(What the task asks)
Every entry below must appear again, exactly as written.

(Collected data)
* Start *

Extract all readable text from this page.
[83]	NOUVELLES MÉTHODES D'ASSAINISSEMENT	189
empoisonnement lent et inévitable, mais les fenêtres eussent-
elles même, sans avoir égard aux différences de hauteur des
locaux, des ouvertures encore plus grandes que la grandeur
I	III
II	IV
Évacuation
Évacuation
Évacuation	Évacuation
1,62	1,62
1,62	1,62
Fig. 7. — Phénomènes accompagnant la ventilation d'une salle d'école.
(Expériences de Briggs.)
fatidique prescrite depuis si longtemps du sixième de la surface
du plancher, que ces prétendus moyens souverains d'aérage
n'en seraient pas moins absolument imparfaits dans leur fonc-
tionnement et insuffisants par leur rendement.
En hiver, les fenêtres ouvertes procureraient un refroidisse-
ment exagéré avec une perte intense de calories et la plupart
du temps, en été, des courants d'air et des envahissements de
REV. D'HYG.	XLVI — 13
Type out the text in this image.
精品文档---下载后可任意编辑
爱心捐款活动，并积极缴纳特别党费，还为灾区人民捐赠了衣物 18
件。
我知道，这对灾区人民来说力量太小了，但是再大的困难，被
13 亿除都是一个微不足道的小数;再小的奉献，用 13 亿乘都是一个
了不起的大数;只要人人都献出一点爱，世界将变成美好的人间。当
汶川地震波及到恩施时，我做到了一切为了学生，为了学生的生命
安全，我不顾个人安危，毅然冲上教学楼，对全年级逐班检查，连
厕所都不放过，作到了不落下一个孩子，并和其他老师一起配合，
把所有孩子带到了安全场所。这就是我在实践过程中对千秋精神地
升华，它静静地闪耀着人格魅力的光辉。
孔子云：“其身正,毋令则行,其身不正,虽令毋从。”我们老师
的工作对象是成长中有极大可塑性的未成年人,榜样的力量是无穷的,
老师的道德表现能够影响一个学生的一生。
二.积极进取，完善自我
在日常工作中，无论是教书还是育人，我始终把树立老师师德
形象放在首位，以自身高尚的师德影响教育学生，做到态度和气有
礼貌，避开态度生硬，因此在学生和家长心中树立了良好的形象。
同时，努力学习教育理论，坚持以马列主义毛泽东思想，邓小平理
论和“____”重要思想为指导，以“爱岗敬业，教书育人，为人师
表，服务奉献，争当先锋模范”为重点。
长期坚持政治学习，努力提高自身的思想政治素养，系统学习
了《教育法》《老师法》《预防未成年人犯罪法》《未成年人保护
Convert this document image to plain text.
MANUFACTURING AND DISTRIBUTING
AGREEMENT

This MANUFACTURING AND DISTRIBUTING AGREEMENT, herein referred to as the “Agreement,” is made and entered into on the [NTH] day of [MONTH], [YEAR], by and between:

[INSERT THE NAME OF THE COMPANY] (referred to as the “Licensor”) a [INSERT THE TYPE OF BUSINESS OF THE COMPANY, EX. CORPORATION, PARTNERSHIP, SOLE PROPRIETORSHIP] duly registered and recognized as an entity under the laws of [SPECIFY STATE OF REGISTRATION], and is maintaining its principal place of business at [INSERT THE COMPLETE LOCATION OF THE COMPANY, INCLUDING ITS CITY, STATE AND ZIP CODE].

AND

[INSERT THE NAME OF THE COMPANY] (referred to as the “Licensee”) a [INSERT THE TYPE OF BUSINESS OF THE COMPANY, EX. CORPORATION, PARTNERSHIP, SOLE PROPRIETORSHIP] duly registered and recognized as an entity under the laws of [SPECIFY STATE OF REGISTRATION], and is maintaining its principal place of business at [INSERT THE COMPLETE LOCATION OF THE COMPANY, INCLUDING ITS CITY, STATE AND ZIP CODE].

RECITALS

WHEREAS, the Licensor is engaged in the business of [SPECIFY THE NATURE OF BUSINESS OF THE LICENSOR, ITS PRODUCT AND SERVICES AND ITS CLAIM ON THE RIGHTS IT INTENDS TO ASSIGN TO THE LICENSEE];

* End *

(Result for this task)
Extract all readable text from this page.
[83]	NOUVELLES MÉTHODES D'ASSAINISSEMENT	189
empoisonnement lent et inévitable, mais les fenêtres eussent-
elles même, sans avoir égard aux différences de hauteur des
locaux, des ouvertures encore plus grandes que la grandeur
I	III
II	IV
Évacuation
Évacuation
Évacuation	Évacuation
1,62	1,62
1,62	1,62
Fig. 7. — Phénomènes accompagnant la ventilation d'une salle d'école.
(Expériences de Briggs.)
fatidique prescrite depuis si longtemps du sixième de la surface
du plancher, que ces prétendus moyens souverains d'aérage
n'en seraient pas moins absolument imparfaits dans leur fonc-
tionnement et insuffisants par leur rendement.
En hiver, les fenêtres ouvertes procureraient un refroidisse-
ment exagéré avec une perte intense de calories et la plupart
du temps, en été, des courants d'air et des envahissements de
REV. D'HYG.	XLVI — 13
Type out the text in this image.
精品文档---下载后可任意编辑
爱心捐款活动，并积极缴纳特别党费，还为灾区人民捐赠了衣物 18
件。
我知道，这对灾区人民来说力量太小了，但是再大的困难，被
13 亿除都是一个微不足道的小数;再小的奉献，用 13 亿乘都是一个
了不起的大数;只要人人都献出一点爱，世界将变成美好的人间。当
汶川地震波及到恩施时，我做到了一切为了学生，为了学生的生命
安全，我不顾个人安危，毅然冲上教学楼，对全年级逐班检查，连
厕所都不放过，作到了不落下一个孩子，并和其他老师一起配合，
把所有孩子带到了安全场所。这就是我在实践过程中对千秋精神地
升华，它静静地闪耀着人格魅力的光辉。
孔子云：“其身正,毋令则行,其身不正,虽令毋从。”我们老师
的工作对象是成长中有极大可塑性的未成年人,榜样的力量是无穷的,
老师的道德表现能够影响一个学生的一生。
二.积极进取，完善自我
在日常工作中，无论是教书还是育人，我始终把树立老师师德
形象放在首位，以自身高尚的师德影响教育学生，做到态度和气有
礼貌，避开态度生硬，因此在学生和家长心中树立了良好的形象。
同时，努力学习教育理论，坚持以马列主义毛泽东思想，邓小平理
论和“____”重要思想为指导，以“爱岗敬业，教书育人，为人师
表，服务奉献，争当先锋模范”为重点。
长期坚持政治学习，努力提高自身的思想政治素养，系统学习
了《教育法》《老师法》《预防未成年人犯罪法》《未成年人保护
Convert this document image to plain text.
MANUFACTURING AND DISTRIBUTING
AGREEMENT

This MANUFACTURING AND DISTRIBUTING AGREEMENT, herein referred to as the “Agreement,” is made and entered into on the [NTH] day of [MONTH], [YEAR], by and between:

[INSERT THE NAME OF THE COMPANY] (referred to as the “Licensor”) a [INSERT THE TYPE OF BUSINESS OF THE COMPANY, EX. CORPORATION, PARTNERSHIP, SOLE PROPRIETORSHIP] duly registered and recognized as an entity under the laws of [SPECIFY STATE OF REGISTRATION], and is maintaining its principal place of business at [INSERT THE COMPLETE LOCATION OF THE COMPANY, INCLUDING ITS CITY, STATE AND ZIP CODE].

AND

[INSERT THE NAME OF THE COMPANY] (referred to as the “Licensee”) a [INSERT THE TYPE OF BUSINESS OF THE COMPANY, EX. CORPORATION, PARTNERSHIP, SOLE PROPRIETORSHIP] duly registered and recognized as an entity under the laws of [SPECIFY STATE OF REGISTRATION], and is maintaining its principal place of business at [INSERT THE COMPLETE LOCATION OF THE COMPANY, INCLUDING ITS CITY, STATE AND ZIP CODE].

RECITALS

WHEREAS, the Licensor is engaged in the business of [SPECIFY THE NATURE OF BUSINESS OF THE LICENSOR, ITS PRODUCT AND SERVICES AND ITS CLAIM ON THE RIGHTS IT INTENDS TO ASSIGN TO THE LICENSEE];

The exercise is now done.